- [What is asked]:
All entries must be repeated exactly; do not include the pictures.

(Dataset records)
>> start

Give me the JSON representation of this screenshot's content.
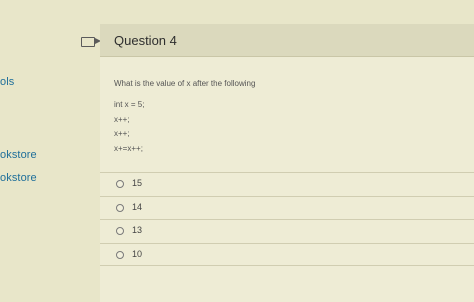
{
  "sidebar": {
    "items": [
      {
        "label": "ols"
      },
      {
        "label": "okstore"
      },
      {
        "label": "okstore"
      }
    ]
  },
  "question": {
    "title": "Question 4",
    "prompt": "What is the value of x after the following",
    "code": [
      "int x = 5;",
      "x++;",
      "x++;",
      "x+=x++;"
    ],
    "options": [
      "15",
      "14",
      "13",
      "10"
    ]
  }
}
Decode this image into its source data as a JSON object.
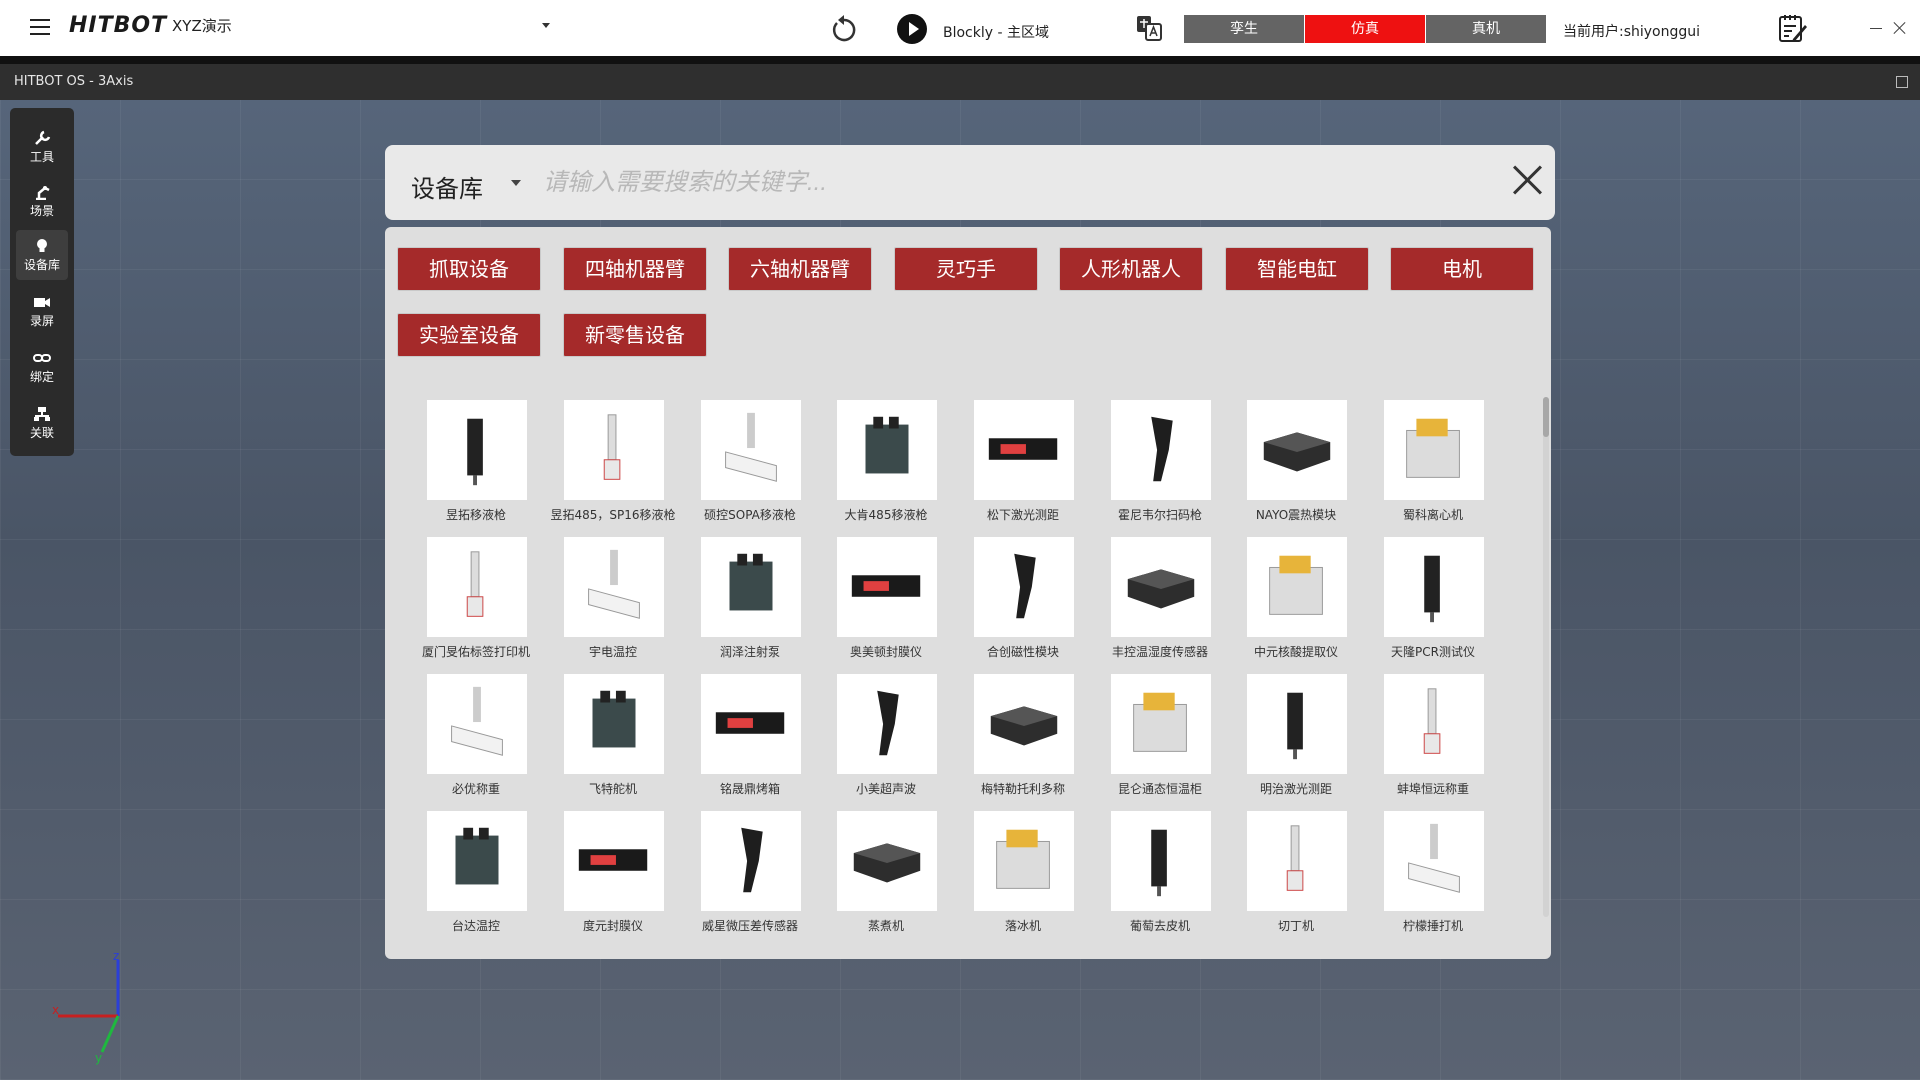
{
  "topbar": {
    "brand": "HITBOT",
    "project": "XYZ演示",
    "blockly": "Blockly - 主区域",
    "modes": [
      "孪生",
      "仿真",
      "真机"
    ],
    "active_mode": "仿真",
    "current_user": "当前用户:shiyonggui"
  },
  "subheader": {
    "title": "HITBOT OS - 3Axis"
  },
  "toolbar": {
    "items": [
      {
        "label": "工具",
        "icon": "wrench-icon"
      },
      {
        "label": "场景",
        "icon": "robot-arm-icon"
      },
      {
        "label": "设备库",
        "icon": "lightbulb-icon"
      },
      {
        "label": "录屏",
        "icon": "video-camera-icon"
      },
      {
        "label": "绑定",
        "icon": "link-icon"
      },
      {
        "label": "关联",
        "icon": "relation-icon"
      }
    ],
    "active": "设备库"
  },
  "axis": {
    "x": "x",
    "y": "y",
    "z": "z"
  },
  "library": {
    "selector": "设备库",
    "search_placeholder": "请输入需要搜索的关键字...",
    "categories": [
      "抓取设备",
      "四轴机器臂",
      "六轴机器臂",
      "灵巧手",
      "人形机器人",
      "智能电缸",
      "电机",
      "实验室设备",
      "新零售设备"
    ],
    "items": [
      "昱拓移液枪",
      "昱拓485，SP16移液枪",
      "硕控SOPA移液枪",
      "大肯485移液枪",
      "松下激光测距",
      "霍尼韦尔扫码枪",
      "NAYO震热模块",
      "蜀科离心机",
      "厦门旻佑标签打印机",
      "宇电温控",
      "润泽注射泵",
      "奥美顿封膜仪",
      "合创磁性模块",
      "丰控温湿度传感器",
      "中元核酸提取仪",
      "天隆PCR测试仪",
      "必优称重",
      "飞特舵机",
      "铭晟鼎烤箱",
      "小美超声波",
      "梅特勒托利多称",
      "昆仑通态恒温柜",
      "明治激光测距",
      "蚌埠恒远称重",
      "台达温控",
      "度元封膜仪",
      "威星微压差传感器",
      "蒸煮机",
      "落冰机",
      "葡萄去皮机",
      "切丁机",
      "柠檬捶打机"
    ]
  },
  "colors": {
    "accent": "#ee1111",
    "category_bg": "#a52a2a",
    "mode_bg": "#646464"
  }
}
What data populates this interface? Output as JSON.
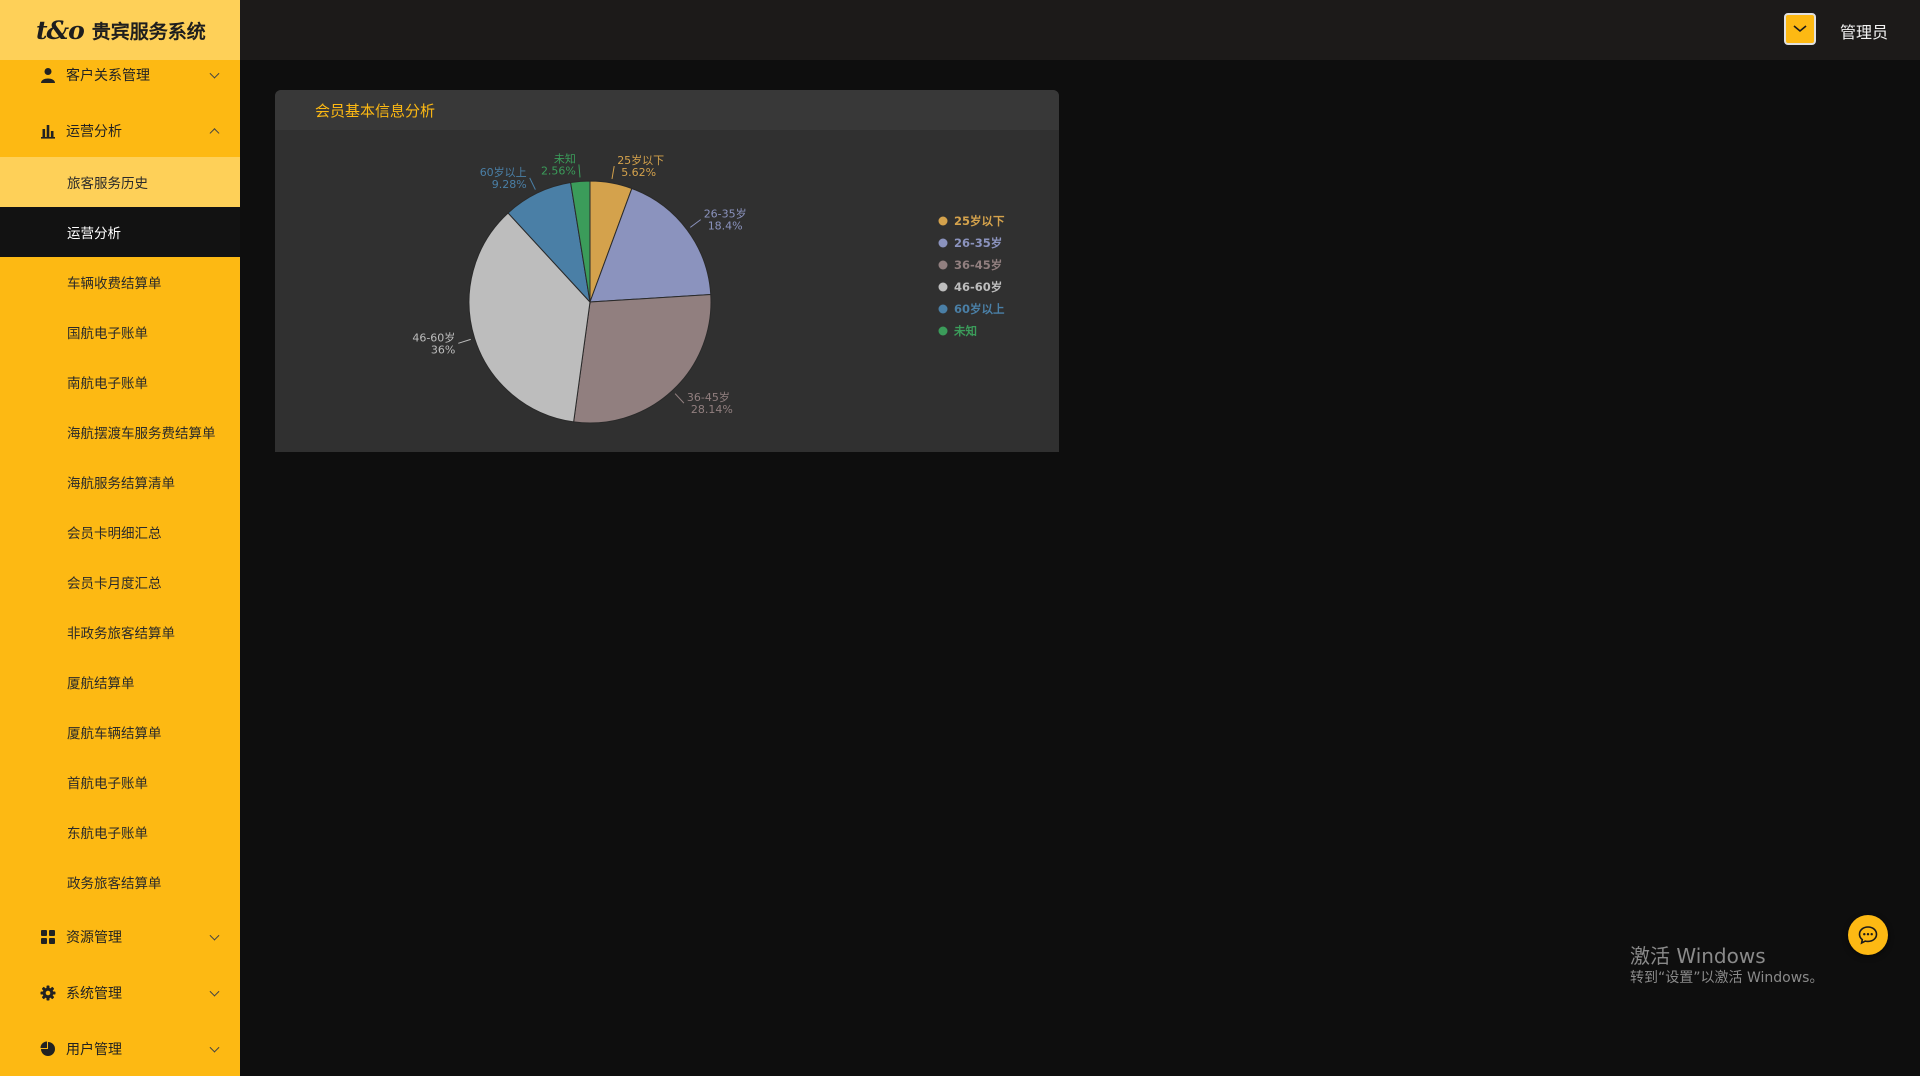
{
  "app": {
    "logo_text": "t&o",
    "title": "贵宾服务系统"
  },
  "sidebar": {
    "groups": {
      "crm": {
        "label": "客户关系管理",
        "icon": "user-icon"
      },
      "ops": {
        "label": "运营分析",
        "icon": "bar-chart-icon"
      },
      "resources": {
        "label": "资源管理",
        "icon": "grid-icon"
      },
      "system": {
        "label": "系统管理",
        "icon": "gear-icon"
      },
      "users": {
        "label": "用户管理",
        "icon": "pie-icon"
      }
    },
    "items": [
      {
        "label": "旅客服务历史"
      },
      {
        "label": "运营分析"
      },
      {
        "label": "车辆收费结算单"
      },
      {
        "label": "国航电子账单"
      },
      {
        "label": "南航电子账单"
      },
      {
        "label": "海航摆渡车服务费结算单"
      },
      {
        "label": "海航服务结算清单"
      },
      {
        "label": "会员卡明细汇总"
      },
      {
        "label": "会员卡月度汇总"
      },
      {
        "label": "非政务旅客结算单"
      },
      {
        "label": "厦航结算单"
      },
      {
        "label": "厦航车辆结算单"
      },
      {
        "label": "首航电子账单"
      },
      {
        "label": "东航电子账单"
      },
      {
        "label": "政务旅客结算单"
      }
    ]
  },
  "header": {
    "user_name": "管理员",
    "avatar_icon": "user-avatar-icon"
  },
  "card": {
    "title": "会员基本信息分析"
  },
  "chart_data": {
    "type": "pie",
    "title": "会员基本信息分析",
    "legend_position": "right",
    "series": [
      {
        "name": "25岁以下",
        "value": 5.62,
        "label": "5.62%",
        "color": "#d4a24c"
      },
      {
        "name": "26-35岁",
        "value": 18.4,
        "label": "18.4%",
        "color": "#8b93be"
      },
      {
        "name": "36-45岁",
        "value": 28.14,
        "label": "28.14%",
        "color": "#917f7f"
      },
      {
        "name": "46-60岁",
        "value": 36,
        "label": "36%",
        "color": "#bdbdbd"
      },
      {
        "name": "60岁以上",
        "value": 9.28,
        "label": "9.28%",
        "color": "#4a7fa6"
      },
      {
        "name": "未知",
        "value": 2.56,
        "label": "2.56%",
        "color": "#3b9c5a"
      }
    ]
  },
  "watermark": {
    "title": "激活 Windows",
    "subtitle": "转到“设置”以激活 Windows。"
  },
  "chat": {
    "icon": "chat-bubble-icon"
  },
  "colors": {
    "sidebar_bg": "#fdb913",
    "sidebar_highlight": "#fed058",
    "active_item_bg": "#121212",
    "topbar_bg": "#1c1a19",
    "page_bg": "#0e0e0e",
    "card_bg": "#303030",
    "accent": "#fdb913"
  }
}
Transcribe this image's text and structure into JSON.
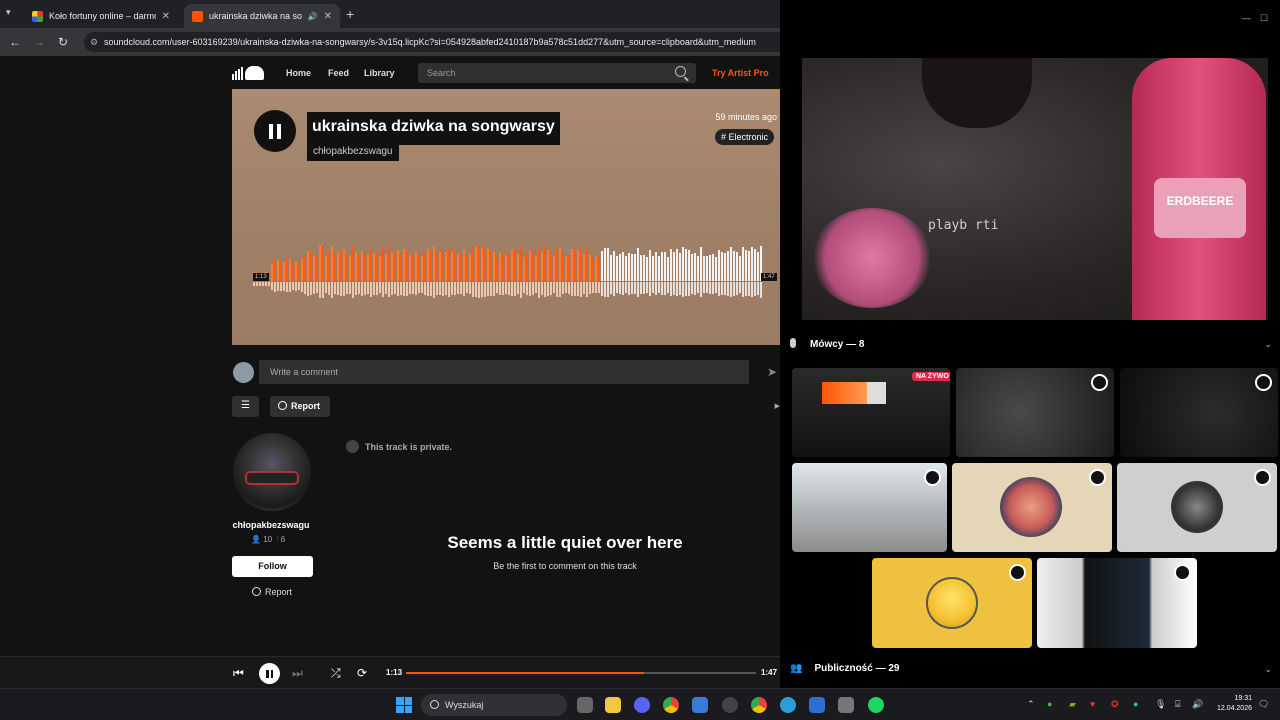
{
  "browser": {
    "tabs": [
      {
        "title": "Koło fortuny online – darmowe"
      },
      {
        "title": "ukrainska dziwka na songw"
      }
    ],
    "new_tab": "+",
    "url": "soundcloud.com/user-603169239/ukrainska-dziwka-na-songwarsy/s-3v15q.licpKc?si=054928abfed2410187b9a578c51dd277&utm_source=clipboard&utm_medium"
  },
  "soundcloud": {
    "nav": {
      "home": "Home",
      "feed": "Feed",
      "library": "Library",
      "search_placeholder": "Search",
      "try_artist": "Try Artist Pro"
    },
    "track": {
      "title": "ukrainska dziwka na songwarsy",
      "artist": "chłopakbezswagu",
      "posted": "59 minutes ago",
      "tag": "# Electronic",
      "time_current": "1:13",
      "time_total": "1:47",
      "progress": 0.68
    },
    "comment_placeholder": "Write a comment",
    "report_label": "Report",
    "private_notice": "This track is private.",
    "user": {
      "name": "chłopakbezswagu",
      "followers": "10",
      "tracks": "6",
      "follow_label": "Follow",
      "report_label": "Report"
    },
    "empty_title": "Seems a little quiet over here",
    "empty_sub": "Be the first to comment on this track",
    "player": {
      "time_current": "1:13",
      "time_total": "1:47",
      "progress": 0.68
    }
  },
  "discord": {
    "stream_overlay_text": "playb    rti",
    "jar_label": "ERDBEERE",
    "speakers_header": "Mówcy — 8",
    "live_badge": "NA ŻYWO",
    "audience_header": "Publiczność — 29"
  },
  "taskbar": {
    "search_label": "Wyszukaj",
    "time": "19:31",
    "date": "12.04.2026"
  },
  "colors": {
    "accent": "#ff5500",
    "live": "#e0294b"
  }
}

>> end

- [Exercise output]:
Give me the JSON representation of this screenshot's content.
{
  "sidebar": {
    "items": [
      {
        "label": "ols"
      },
      {
        "label": "okstore"
      },
      {
        "label": "okstore"
      }
    ]
  },
  "question": {
    "title": "Question 4",
    "prompt": "What is the value of x after the following",
    "code": [
      "int x = 5;",
      "x++;",
      "x++;",
      "x+=x++;"
    ],
    "options": [
      "15",
      "14",
      "13",
      "10"
    ]
  }
}
Decode this image into its source data as a JSON object.
{
  "topbar": {
    "brand": "HITBOT",
    "project": "XYZ演示",
    "blockly": "Blockly - 主区域",
    "modes": [
      "孪生",
      "仿真",
      "真机"
    ],
    "active_mode": "仿真",
    "current_user": "当前用户:shiyonggui"
  },
  "subheader": {
    "title": "HITBOT OS - 3Axis"
  },
  "toolbar": {
    "items": [
      {
        "label": "工具",
        "icon": "wrench-icon"
      },
      {
        "label": "场景",
        "icon": "robot-arm-icon"
      },
      {
        "label": "设备库",
        "icon": "lightbulb-icon"
      },
      {
        "label": "录屏",
        "icon": "video-camera-icon"
      },
      {
        "label": "绑定",
        "icon": "link-icon"
      },
      {
        "label": "关联",
        "icon": "relation-icon"
      }
    ],
    "active": "设备库"
  },
  "axis": {
    "x": "x",
    "y": "y",
    "z": "z"
  },
  "library": {
    "selector": "设备库",
    "search_placeholder": "请输入需要搜索的关键字...",
    "categories": [
      "抓取设备",
      "四轴机器臂",
      "六轴机器臂",
      "灵巧手",
      "人形机器人",
      "智能电缸",
      "电机",
      "实验室设备",
      "新零售设备"
    ],
    "items": [
      "昱拓移液枪",
      "昱拓485，SP16移液枪",
      "硕控SOPA移液枪",
      "大肯485移液枪",
      "松下激光测距",
      "霍尼韦尔扫码枪",
      "NAYO震热模块",
      "蜀科离心机",
      "厦门旻佑标签打印机",
      "宇电温控",
      "润泽注射泵",
      "奥美顿封膜仪",
      "合创磁性模块",
      "丰控温湿度传感器",
      "中元核酸提取仪",
      "天隆PCR测试仪",
      "必优称重",
      "飞特舵机",
      "铭晟鼎烤箱",
      "小美超声波",
      "梅特勒托利多称",
      "昆仑通态恒温柜",
      "明治激光测距",
      "蚌埠恒远称重",
      "台达温控",
      "度元封膜仪",
      "威星微压差传感器",
      "蒸煮机",
      "落冰机",
      "葡萄去皮机",
      "切丁机",
      "柠檬捶打机"
    ]
  },
  "colors": {
    "accent": "#ee1111",
    "category_bg": "#a52a2a",
    "mode_bg": "#646464"
  }
}
What data populates this interface? Output as JSON.
{
  "app": {
    "logo_text": "t&o",
    "title": "贵宾服务系统"
  },
  "sidebar": {
    "groups": {
      "crm": {
        "label": "客户关系管理",
        "icon": "user-icon"
      },
      "ops": {
        "label": "运营分析",
        "icon": "bar-chart-icon"
      },
      "resources": {
        "label": "资源管理",
        "icon": "grid-icon"
      },
      "system": {
        "label": "系统管理",
        "icon": "gear-icon"
      },
      "users": {
        "label": "用户管理",
        "icon": "pie-icon"
      }
    },
    "items": [
      {
        "label": "旅客服务历史"
      },
      {
        "label": "运营分析"
      },
      {
        "label": "车辆收费结算单"
      },
      {
        "label": "国航电子账单"
      },
      {
        "label": "南航电子账单"
      },
      {
        "label": "海航摆渡车服务费结算单"
      },
      {
        "label": "海航服务结算清单"
      },
      {
        "label": "会员卡明细汇总"
      },
      {
        "label": "会员卡月度汇总"
      },
      {
        "label": "非政务旅客结算单"
      },
      {
        "label": "厦航结算单"
      },
      {
        "label": "厦航车辆结算单"
      },
      {
        "label": "首航电子账单"
      },
      {
        "label": "东航电子账单"
      },
      {
        "label": "政务旅客结算单"
      }
    ]
  },
  "header": {
    "user_name": "管理员",
    "avatar_icon": "user-avatar-icon"
  },
  "card": {
    "title": "会员基本信息分析"
  },
  "chart_data": {
    "type": "pie",
    "title": "会员基本信息分析",
    "legend_position": "right",
    "series": [
      {
        "name": "25岁以下",
        "value": 5.62,
        "label": "5.62%",
        "color": "#d4a24c"
      },
      {
        "name": "26-35岁",
        "value": 18.4,
        "label": "18.4%",
        "color": "#8b93be"
      },
      {
        "name": "36-45岁",
        "value": 28.14,
        "label": "28.14%",
        "color": "#917f7f"
      },
      {
        "name": "46-60岁",
        "value": 36,
        "label": "36%",
        "color": "#bdbdbd"
      },
      {
        "name": "60岁以上",
        "value": 9.28,
        "label": "9.28%",
        "color": "#4a7fa6"
      },
      {
        "name": "未知",
        "value": 2.56,
        "label": "2.56%",
        "color": "#3b9c5a"
      }
    ]
  },
  "watermark": {
    "title": "激活 Windows",
    "subtitle": "转到“设置”以激活 Windows。"
  },
  "chat": {
    "icon": "chat-bubble-icon"
  },
  "colors": {
    "sidebar_bg": "#fdb913",
    "sidebar_highlight": "#fed058",
    "active_item_bg": "#121212",
    "topbar_bg": "#1c1a19",
    "page_bg": "#0e0e0e",
    "card_bg": "#303030",
    "accent": "#fdb913"
  }
}
Transcribe this image's text and structure into JSON.
{
  "browser": {
    "tabs": [
      {
        "title": "Koło fortuny online – darmowe"
      },
      {
        "title": "ukrainska dziwka na songw"
      }
    ],
    "new_tab": "+",
    "url": "soundcloud.com/user-603169239/ukrainska-dziwka-na-songwarsy/s-3v15q.licpKc?si=054928abfed2410187b9a578c51dd277&utm_source=clipboard&utm_medium"
  },
  "soundcloud": {
    "nav": {
      "home": "Home",
      "feed": "Feed",
      "library": "Library",
      "search_placeholder": "Search",
      "try_artist": "Try Artist Pro"
    },
    "track": {
      "title": "ukrainska dziwka na songwarsy",
      "artist": "chłopakbezswagu",
      "posted": "59 minutes ago",
      "tag": "# Electronic",
      "time_current": "1:13",
      "time_total": "1:47",
      "progress": 0.68
    },
    "comment_placeholder": "Write a comment",
    "report_label": "Report",
    "private_notice": "This track is private.",
    "user": {
      "name": "chłopakbezswagu",
      "followers": "10",
      "tracks": "6",
      "follow_label": "Follow",
      "report_label": "Report"
    },
    "empty_title": "Seems a little quiet over here",
    "empty_sub": "Be the first to comment on this track",
    "player": {
      "time_current": "1:13",
      "time_total": "1:47",
      "progress": 0.68
    }
  },
  "discord": {
    "stream_overlay_text": "playb    rti",
    "jar_label": "ERDBEERE",
    "speakers_header": "Mówcy — 8",
    "live_badge": "NA ŻYWO",
    "audience_header": "Publiczność — 29"
  },
  "taskbar": {
    "search_label": "Wyszukaj",
    "time": "19:31",
    "date": "12.04.2026"
  },
  "colors": {
    "accent": "#ff5500",
    "live": "#e0294b"
  }
}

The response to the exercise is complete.